→ Task to complete
Copy the entries below exactly. Images do not belong in the copy.

→ Supplied data
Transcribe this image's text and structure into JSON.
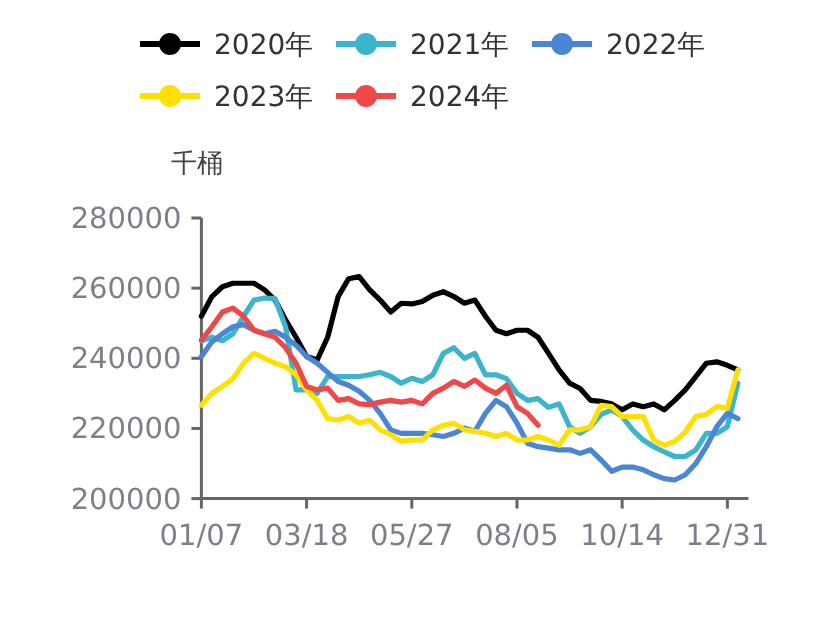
{
  "chart_data": {
    "type": "line",
    "ylabel": "千桶",
    "legend": "top",
    "categories": [
      "01/07",
      null,
      null,
      null,
      null,
      null,
      null,
      null,
      null,
      null,
      "03/18",
      null,
      null,
      null,
      null,
      null,
      null,
      null,
      null,
      null,
      "05/27",
      null,
      null,
      null,
      null,
      null,
      null,
      null,
      null,
      null,
      "08/05",
      null,
      null,
      null,
      null,
      null,
      null,
      null,
      null,
      null,
      "10/14",
      null,
      null,
      null,
      null,
      null,
      null,
      null,
      null,
      null,
      "12/31",
      null
    ],
    "ylim": [
      200000,
      280000
    ],
    "yticks": [
      200000,
      220000,
      240000,
      260000,
      280000
    ],
    "series": [
      {
        "name": "2020年",
        "color": "#000000",
        "values": [
          252000,
          257600,
          260400,
          261400,
          261400,
          261400,
          259500,
          256600,
          251000,
          246000,
          240500,
          239500,
          246000,
          257600,
          262700,
          263300,
          259500,
          256600,
          253200,
          255700,
          255500,
          256200,
          258000,
          259000,
          257600,
          255700,
          256600,
          252000,
          248000,
          247000,
          248000,
          248000,
          246000,
          241400,
          236700,
          232900,
          231400,
          228000,
          227700,
          227000,
          225300,
          227000,
          226200,
          227000,
          225300,
          228000,
          231000,
          234800,
          238600,
          239000,
          238000,
          236700
        ]
      },
      {
        "name": "2021年",
        "color": "#3cb4cc",
        "values": [
          245000,
          246000,
          245000,
          247000,
          252000,
          256600,
          257200,
          257000,
          249000,
          231000,
          231000,
          230000,
          234800,
          234800,
          234800,
          234800,
          235300,
          236000,
          234800,
          232900,
          234300,
          233400,
          235300,
          241400,
          243000,
          240000,
          241400,
          235300,
          235300,
          234200,
          230000,
          228000,
          228500,
          226000,
          227000,
          220500,
          218600,
          220500,
          224000,
          225300,
          223400,
          219600,
          216700,
          214800,
          213300,
          212000,
          212000,
          213900,
          218600,
          218600,
          220500,
          232900
        ]
      },
      {
        "name": "2022年",
        "color": "#4a86d4",
        "values": [
          240500,
          244700,
          247000,
          249000,
          249600,
          248000,
          247000,
          247700,
          246000,
          243700,
          240500,
          238600,
          236000,
          233400,
          232300,
          230600,
          228000,
          224300,
          219600,
          218600,
          218600,
          218600,
          218200,
          217700,
          218600,
          220100,
          219200,
          224300,
          228000,
          226200,
          221500,
          215800,
          214800,
          214400,
          213900,
          213900,
          212900,
          213900,
          211000,
          207800,
          209000,
          209000,
          208200,
          206800,
          205700,
          205300,
          206800,
          210000,
          214800,
          220500,
          224300,
          222800
        ]
      },
      {
        "name": "2023年",
        "color": "#ffe000",
        "values": [
          226600,
          230000,
          232000,
          234200,
          238600,
          241400,
          240000,
          238600,
          237600,
          235300,
          231000,
          228000,
          222800,
          222400,
          223400,
          221500,
          222400,
          219600,
          218200,
          216300,
          216700,
          216700,
          219600,
          220900,
          221500,
          219600,
          219200,
          218600,
          217700,
          218600,
          216700,
          216700,
          217700,
          216700,
          215200,
          219600,
          219600,
          220500,
          226600,
          226200,
          223400,
          223400,
          223400,
          216700,
          215200,
          216300,
          219000,
          223400,
          224000,
          226200,
          225800,
          236700
        ]
      },
      {
        "name": "2024年",
        "color": "#f04848",
        "values": [
          245200,
          249000,
          253200,
          254300,
          252000,
          248000,
          247000,
          246000,
          243000,
          238600,
          232000,
          231000,
          231500,
          228000,
          228500,
          227000,
          226800,
          227500,
          228000,
          227500,
          228000,
          227000,
          230000,
          231500,
          233400,
          232000,
          233800,
          231500,
          230000,
          232300,
          226200,
          224300,
          220900,
          null,
          null,
          null,
          null,
          null,
          null,
          null,
          null,
          null,
          null,
          null,
          null,
          null,
          null,
          null,
          null,
          null,
          null,
          null
        ]
      }
    ]
  }
}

→ Solution to this exercise
Transcribe this image's text and structure into JSON.
{
  "chart_data": {
    "type": "line",
    "ylabel": "千桶",
    "legend": "top",
    "categories": [
      "01/07",
      null,
      null,
      null,
      null,
      null,
      null,
      null,
      null,
      null,
      "03/18",
      null,
      null,
      null,
      null,
      null,
      null,
      null,
      null,
      null,
      "05/27",
      null,
      null,
      null,
      null,
      null,
      null,
      null,
      null,
      null,
      "08/05",
      null,
      null,
      null,
      null,
      null,
      null,
      null,
      null,
      null,
      "10/14",
      null,
      null,
      null,
      null,
      null,
      null,
      null,
      null,
      null,
      "12/31",
      null
    ],
    "ylim": [
      200000,
      280000
    ],
    "yticks": [
      200000,
      220000,
      240000,
      260000,
      280000
    ],
    "series": [
      {
        "name": "2020年",
        "color": "#000000",
        "values": [
          252000,
          257600,
          260400,
          261400,
          261400,
          261400,
          259500,
          256600,
          251000,
          246000,
          240500,
          239500,
          246000,
          257600,
          262700,
          263300,
          259500,
          256600,
          253200,
          255700,
          255500,
          256200,
          258000,
          259000,
          257600,
          255700,
          256600,
          252000,
          248000,
          247000,
          248000,
          248000,
          246000,
          241400,
          236700,
          232900,
          231400,
          228000,
          227700,
          227000,
          225300,
          227000,
          226200,
          227000,
          225300,
          228000,
          231000,
          234800,
          238600,
          239000,
          238000,
          236700
        ]
      },
      {
        "name": "2021年",
        "color": "#3cb4cc",
        "values": [
          245000,
          246000,
          245000,
          247000,
          252000,
          256600,
          257200,
          257000,
          249000,
          231000,
          231000,
          230000,
          234800,
          234800,
          234800,
          234800,
          235300,
          236000,
          234800,
          232900,
          234300,
          233400,
          235300,
          241400,
          243000,
          240000,
          241400,
          235300,
          235300,
          234200,
          230000,
          228000,
          228500,
          226000,
          227000,
          220500,
          218600,
          220500,
          224000,
          225300,
          223400,
          219600,
          216700,
          214800,
          213300,
          212000,
          212000,
          213900,
          218600,
          218600,
          220500,
          232900
        ]
      },
      {
        "name": "2022年",
        "color": "#4a86d4",
        "values": [
          240500,
          244700,
          247000,
          249000,
          249600,
          248000,
          247000,
          247700,
          246000,
          243700,
          240500,
          238600,
          236000,
          233400,
          232300,
          230600,
          228000,
          224300,
          219600,
          218600,
          218600,
          218600,
          218200,
          217700,
          218600,
          220100,
          219200,
          224300,
          228000,
          226200,
          221500,
          215800,
          214800,
          214400,
          213900,
          213900,
          212900,
          213900,
          211000,
          207800,
          209000,
          209000,
          208200,
          206800,
          205700,
          205300,
          206800,
          210000,
          214800,
          220500,
          224300,
          222800
        ]
      },
      {
        "name": "2023年",
        "color": "#ffe000",
        "values": [
          226600,
          230000,
          232000,
          234200,
          238600,
          241400,
          240000,
          238600,
          237600,
          235300,
          231000,
          228000,
          222800,
          222400,
          223400,
          221500,
          222400,
          219600,
          218200,
          216300,
          216700,
          216700,
          219600,
          220900,
          221500,
          219600,
          219200,
          218600,
          217700,
          218600,
          216700,
          216700,
          217700,
          216700,
          215200,
          219600,
          219600,
          220500,
          226600,
          226200,
          223400,
          223400,
          223400,
          216700,
          215200,
          216300,
          219000,
          223400,
          224000,
          226200,
          225800,
          236700
        ]
      },
      {
        "name": "2024年",
        "color": "#f04848",
        "values": [
          245200,
          249000,
          253200,
          254300,
          252000,
          248000,
          247000,
          246000,
          243000,
          238600,
          232000,
          231000,
          231500,
          228000,
          228500,
          227000,
          226800,
          227500,
          228000,
          227500,
          228000,
          227000,
          230000,
          231500,
          233400,
          232000,
          233800,
          231500,
          230000,
          232300,
          226200,
          224300,
          220900,
          null,
          null,
          null,
          null,
          null,
          null,
          null,
          null,
          null,
          null,
          null,
          null,
          null,
          null,
          null,
          null,
          null,
          null,
          null
        ]
      }
    ]
  }
}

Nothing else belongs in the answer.